Directions for this task:
Each line containing the string "Total" should be copied out of the entries.

Dataset entries on figures
--------

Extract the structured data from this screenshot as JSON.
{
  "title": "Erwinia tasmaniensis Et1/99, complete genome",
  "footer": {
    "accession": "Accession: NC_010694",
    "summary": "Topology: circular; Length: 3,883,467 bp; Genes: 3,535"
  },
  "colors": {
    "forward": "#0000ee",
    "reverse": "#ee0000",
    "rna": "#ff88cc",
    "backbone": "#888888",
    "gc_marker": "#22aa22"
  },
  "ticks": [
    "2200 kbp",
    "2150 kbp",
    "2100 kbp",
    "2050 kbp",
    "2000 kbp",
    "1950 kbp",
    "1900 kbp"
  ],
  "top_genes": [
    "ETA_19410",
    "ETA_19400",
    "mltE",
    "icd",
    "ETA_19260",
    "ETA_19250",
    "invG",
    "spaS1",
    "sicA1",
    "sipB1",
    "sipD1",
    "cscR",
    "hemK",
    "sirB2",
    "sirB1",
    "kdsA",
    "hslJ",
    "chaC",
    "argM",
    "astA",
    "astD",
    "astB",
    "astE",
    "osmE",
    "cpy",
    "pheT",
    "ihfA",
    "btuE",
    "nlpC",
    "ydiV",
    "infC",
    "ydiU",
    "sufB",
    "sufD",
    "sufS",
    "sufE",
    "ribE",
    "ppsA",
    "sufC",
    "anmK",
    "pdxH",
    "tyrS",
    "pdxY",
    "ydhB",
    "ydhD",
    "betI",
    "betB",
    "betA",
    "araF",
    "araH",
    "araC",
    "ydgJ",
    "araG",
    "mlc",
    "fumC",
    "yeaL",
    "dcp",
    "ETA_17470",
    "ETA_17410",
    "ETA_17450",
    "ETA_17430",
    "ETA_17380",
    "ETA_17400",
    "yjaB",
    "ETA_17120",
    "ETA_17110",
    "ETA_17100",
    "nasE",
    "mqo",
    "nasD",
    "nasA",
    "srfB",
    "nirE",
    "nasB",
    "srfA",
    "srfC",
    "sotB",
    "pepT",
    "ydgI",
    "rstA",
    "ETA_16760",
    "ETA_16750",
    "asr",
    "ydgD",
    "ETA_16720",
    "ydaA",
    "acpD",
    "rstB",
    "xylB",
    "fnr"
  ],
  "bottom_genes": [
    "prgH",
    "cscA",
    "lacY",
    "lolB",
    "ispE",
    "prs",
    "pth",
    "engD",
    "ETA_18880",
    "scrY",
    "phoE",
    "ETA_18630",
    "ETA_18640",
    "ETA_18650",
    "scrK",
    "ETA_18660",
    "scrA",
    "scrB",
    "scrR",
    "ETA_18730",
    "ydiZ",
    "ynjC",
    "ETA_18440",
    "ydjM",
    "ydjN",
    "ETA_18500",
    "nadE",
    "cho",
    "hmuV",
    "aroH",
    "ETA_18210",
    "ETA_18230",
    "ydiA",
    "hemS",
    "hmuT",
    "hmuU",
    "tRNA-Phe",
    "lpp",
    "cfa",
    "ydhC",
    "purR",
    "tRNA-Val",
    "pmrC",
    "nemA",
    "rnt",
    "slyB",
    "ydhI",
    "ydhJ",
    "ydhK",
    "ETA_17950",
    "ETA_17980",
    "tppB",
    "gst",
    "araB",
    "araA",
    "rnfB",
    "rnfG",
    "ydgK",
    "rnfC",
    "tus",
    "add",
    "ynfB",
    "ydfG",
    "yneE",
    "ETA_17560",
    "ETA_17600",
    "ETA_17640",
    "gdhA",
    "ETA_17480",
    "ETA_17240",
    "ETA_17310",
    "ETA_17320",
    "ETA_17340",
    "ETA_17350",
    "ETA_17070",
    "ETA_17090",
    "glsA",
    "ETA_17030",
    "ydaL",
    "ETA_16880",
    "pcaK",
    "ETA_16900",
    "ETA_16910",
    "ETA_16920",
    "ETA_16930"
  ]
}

--------

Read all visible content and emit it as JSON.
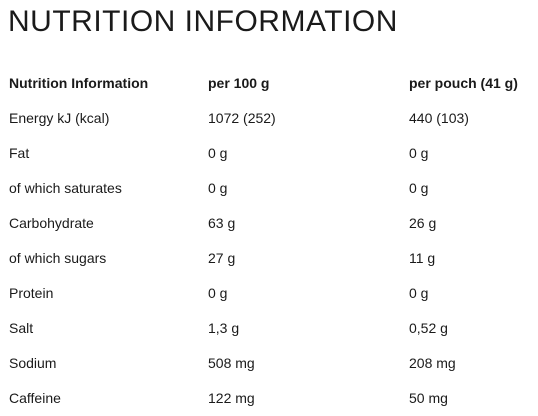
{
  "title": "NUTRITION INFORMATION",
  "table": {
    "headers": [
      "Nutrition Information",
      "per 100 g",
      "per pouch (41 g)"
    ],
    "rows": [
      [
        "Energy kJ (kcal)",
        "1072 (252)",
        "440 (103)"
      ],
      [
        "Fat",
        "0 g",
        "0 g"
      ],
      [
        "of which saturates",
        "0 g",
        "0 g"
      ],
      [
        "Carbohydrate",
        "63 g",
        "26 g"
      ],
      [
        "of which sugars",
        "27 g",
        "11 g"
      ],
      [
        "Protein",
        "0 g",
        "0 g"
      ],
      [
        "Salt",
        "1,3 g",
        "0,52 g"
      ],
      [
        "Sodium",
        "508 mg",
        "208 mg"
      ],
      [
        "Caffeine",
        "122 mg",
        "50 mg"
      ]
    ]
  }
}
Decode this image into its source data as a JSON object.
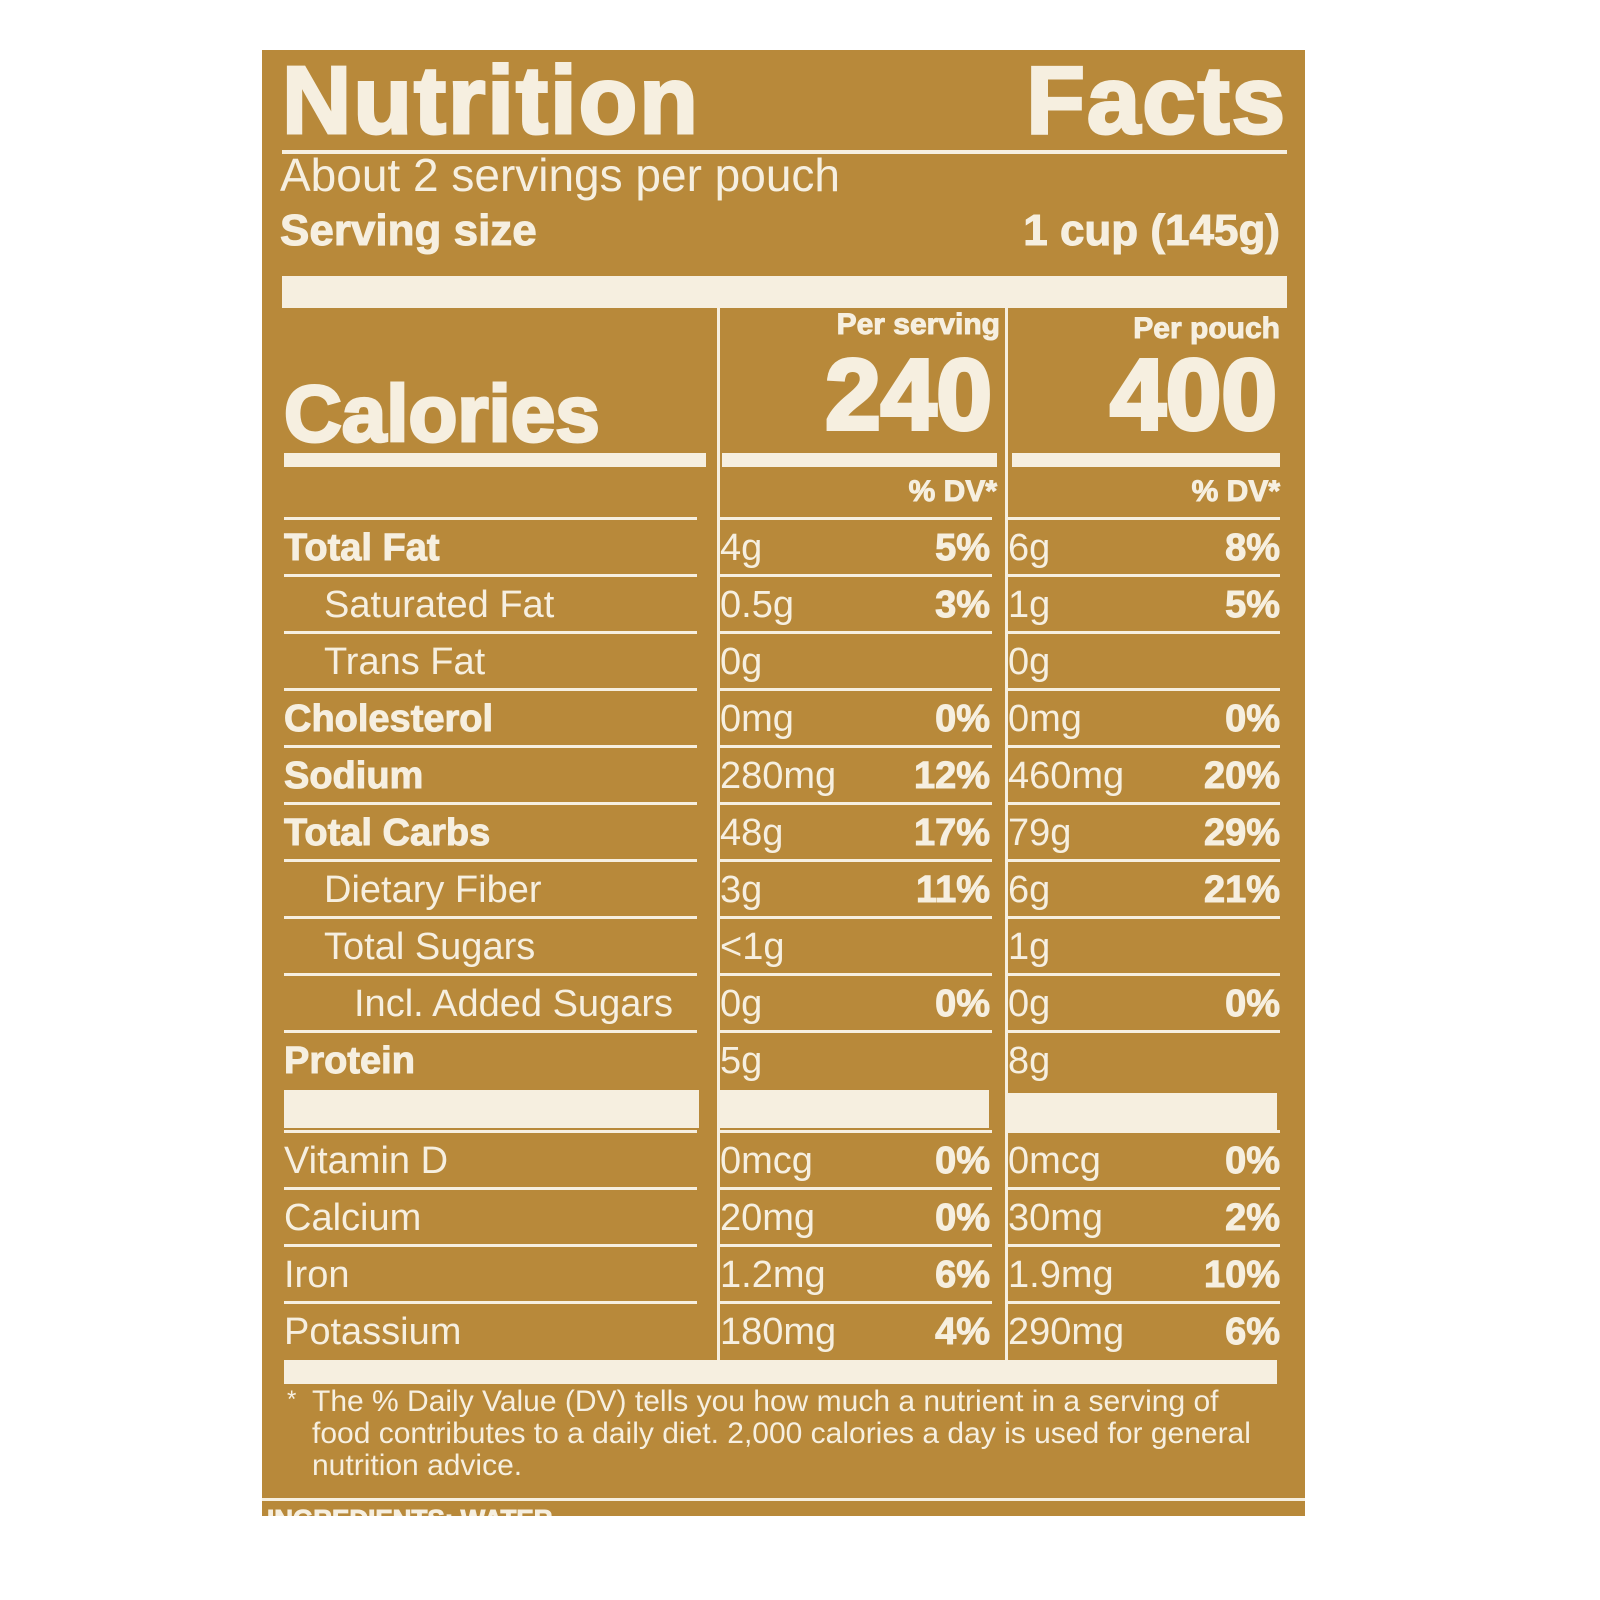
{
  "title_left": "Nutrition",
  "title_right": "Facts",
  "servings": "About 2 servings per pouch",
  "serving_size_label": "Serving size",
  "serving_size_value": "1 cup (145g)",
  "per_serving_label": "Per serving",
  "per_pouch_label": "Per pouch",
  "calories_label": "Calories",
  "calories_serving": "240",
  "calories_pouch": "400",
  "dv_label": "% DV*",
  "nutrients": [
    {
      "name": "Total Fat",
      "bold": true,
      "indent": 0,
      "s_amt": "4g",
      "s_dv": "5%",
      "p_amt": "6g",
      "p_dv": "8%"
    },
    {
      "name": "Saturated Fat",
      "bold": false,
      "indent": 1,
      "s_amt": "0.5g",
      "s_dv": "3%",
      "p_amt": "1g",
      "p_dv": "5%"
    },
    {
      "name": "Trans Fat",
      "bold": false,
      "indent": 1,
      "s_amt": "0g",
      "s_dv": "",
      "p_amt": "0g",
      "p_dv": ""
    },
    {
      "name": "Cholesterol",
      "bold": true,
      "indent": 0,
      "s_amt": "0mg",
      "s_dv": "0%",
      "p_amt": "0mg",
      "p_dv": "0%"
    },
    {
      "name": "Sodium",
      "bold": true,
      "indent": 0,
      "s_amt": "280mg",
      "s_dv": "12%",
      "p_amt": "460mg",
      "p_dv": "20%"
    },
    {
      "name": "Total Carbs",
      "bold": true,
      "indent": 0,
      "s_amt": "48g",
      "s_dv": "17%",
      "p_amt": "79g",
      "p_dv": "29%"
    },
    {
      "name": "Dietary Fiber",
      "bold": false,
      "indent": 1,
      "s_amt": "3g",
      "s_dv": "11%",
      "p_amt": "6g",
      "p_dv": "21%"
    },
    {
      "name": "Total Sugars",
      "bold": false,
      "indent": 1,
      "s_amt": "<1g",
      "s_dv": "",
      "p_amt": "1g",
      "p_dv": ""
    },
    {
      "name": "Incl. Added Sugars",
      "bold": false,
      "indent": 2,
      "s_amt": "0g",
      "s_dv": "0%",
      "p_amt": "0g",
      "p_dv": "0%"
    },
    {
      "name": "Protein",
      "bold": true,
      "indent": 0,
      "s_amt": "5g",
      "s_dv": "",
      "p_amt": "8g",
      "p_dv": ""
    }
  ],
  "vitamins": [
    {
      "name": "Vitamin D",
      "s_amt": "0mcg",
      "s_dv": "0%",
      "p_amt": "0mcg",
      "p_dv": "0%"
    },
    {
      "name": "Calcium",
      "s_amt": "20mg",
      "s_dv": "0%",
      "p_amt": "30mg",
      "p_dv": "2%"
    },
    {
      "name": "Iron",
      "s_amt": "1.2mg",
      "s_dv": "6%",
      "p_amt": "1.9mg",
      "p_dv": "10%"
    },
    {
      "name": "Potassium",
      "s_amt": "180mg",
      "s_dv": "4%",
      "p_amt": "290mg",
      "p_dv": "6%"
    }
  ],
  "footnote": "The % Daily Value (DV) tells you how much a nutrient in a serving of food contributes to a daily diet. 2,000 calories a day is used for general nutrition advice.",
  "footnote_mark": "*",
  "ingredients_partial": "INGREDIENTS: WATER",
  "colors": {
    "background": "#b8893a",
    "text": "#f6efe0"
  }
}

--------

Response box:
      "name": "Total Fat",
      "name": "Total Carbs",
      "name": "Total Sugars",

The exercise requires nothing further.